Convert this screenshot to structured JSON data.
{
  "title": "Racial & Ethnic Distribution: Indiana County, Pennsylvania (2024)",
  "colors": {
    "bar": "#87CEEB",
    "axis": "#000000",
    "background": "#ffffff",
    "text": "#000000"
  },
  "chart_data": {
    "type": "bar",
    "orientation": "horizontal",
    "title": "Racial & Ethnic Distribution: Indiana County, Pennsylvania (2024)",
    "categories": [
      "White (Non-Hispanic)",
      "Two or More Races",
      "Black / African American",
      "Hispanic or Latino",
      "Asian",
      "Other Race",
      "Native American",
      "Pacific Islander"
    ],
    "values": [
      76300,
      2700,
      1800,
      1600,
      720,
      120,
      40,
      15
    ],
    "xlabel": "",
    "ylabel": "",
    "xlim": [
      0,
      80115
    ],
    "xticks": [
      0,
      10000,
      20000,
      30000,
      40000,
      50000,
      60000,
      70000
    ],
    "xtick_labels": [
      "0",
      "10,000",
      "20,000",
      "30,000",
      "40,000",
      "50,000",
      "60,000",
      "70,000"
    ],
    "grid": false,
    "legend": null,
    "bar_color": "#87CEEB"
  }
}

** AIM OF THE EXERCISE **
Provide an exact reproduction of all the entries shown above.

** COMPLETE OUTPUT **
Convert this screenshot to structured JSON data.
{
  "title": "Racial & Ethnic Distribution: Indiana County, Pennsylvania (2024)",
  "colors": {
    "bar": "#87CEEB",
    "axis": "#000000",
    "background": "#ffffff",
    "text": "#000000"
  },
  "chart_data": {
    "type": "bar",
    "orientation": "horizontal",
    "title": "Racial & Ethnic Distribution: Indiana County, Pennsylvania (2024)",
    "categories": [
      "White (Non-Hispanic)",
      "Two or More Races",
      "Black / African American",
      "Hispanic or Latino",
      "Asian",
      "Other Race",
      "Native American",
      "Pacific Islander"
    ],
    "values": [
      76300,
      2700,
      1800,
      1600,
      720,
      120,
      40,
      15
    ],
    "xlabel": "",
    "ylabel": "",
    "xlim": [
      0,
      80115
    ],
    "xticks": [
      0,
      10000,
      20000,
      30000,
      40000,
      50000,
      60000,
      70000
    ],
    "xtick_labels": [
      "0",
      "10,000",
      "20,000",
      "30,000",
      "40,000",
      "50,000",
      "60,000",
      "70,000"
    ],
    "grid": false,
    "legend": null,
    "bar_color": "#87CEEB"
  }
}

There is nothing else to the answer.